*GIVEN INSTRUCTION*. Send each entry back exactly as given, pictures excluded.

Extracted records:
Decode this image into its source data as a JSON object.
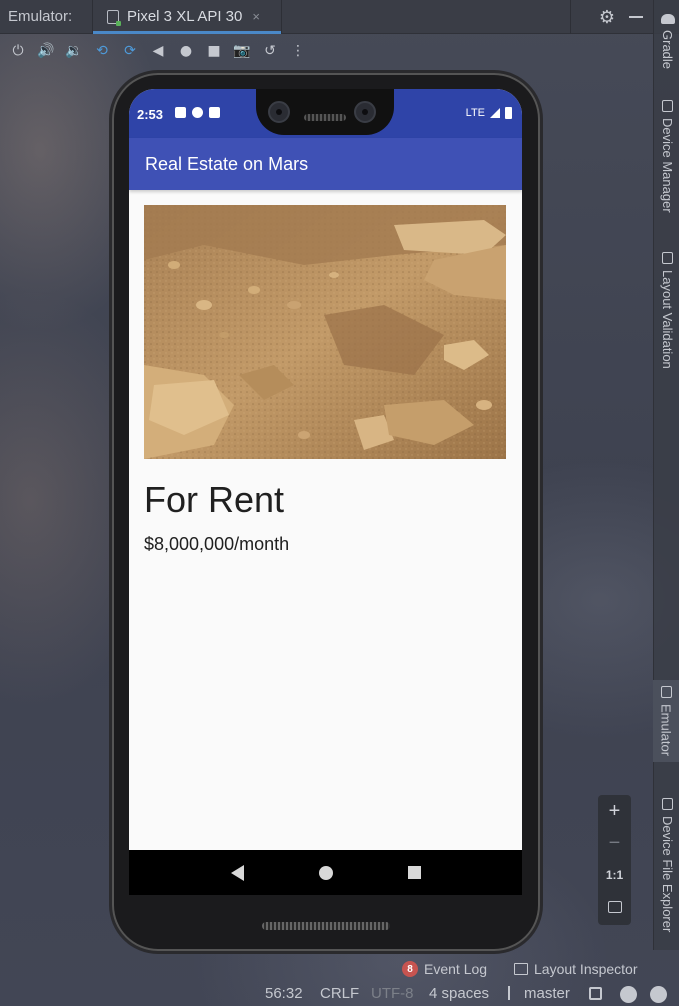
{
  "ide": {
    "panel_label": "Emulator:",
    "device_tab": "Pixel 3 XL API 30",
    "close_glyph": "×",
    "settings_glyph": "⚙",
    "toolbar_glyphs": [
      "⏻",
      "🔊",
      "🔉",
      "⟲",
      "⟳",
      "◀",
      "●",
      "■",
      "📷",
      "↺",
      "⋮"
    ]
  },
  "side_tabs": [
    "Gradle",
    "Device Manager",
    "Layout Validation",
    "Emulator",
    "Device File Explorer"
  ],
  "device": {
    "status_time": "2:53",
    "status_network": "LTE",
    "app_title": "Real Estate on Mars",
    "property_type": "For Rent",
    "property_price": "$8,000,000/month"
  },
  "zoom": {
    "zoom_in": "+",
    "zoom_out": "−",
    "actual_size": "1:1"
  },
  "bottom": {
    "event_log_count": "8",
    "event_log": "Event Log",
    "layout_inspector": "Layout Inspector"
  },
  "statusline": {
    "position": "56:32",
    "line_sep": "CRLF",
    "encoding": "UTF-8",
    "indent": "4 spaces",
    "branch": "master"
  },
  "colors": {
    "status_bar": "#2f44a8",
    "app_bar": "#3f51b5",
    "tab_accent": "#4a88c7"
  }
}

*REPLY*.
Decode this image into its source data as a JSON object.
{
  "ide": {
    "panel_label": "Emulator:",
    "device_tab": "Pixel 3 XL API 30",
    "close_glyph": "×",
    "settings_glyph": "⚙",
    "toolbar_glyphs": [
      "⏻",
      "🔊",
      "🔉",
      "⟲",
      "⟳",
      "◀",
      "●",
      "■",
      "📷",
      "↺",
      "⋮"
    ]
  },
  "side_tabs": [
    "Gradle",
    "Device Manager",
    "Layout Validation",
    "Emulator",
    "Device File Explorer"
  ],
  "device": {
    "status_time": "2:53",
    "status_network": "LTE",
    "app_title": "Real Estate on Mars",
    "property_type": "For Rent",
    "property_price": "$8,000,000/month"
  },
  "zoom": {
    "zoom_in": "+",
    "zoom_out": "−",
    "actual_size": "1:1"
  },
  "bottom": {
    "event_log_count": "8",
    "event_log": "Event Log",
    "layout_inspector": "Layout Inspector"
  },
  "statusline": {
    "position": "56:32",
    "line_sep": "CRLF",
    "encoding": "UTF-8",
    "indent": "4 spaces",
    "branch": "master"
  },
  "colors": {
    "status_bar": "#2f44a8",
    "app_bar": "#3f51b5",
    "tab_accent": "#4a88c7"
  }
}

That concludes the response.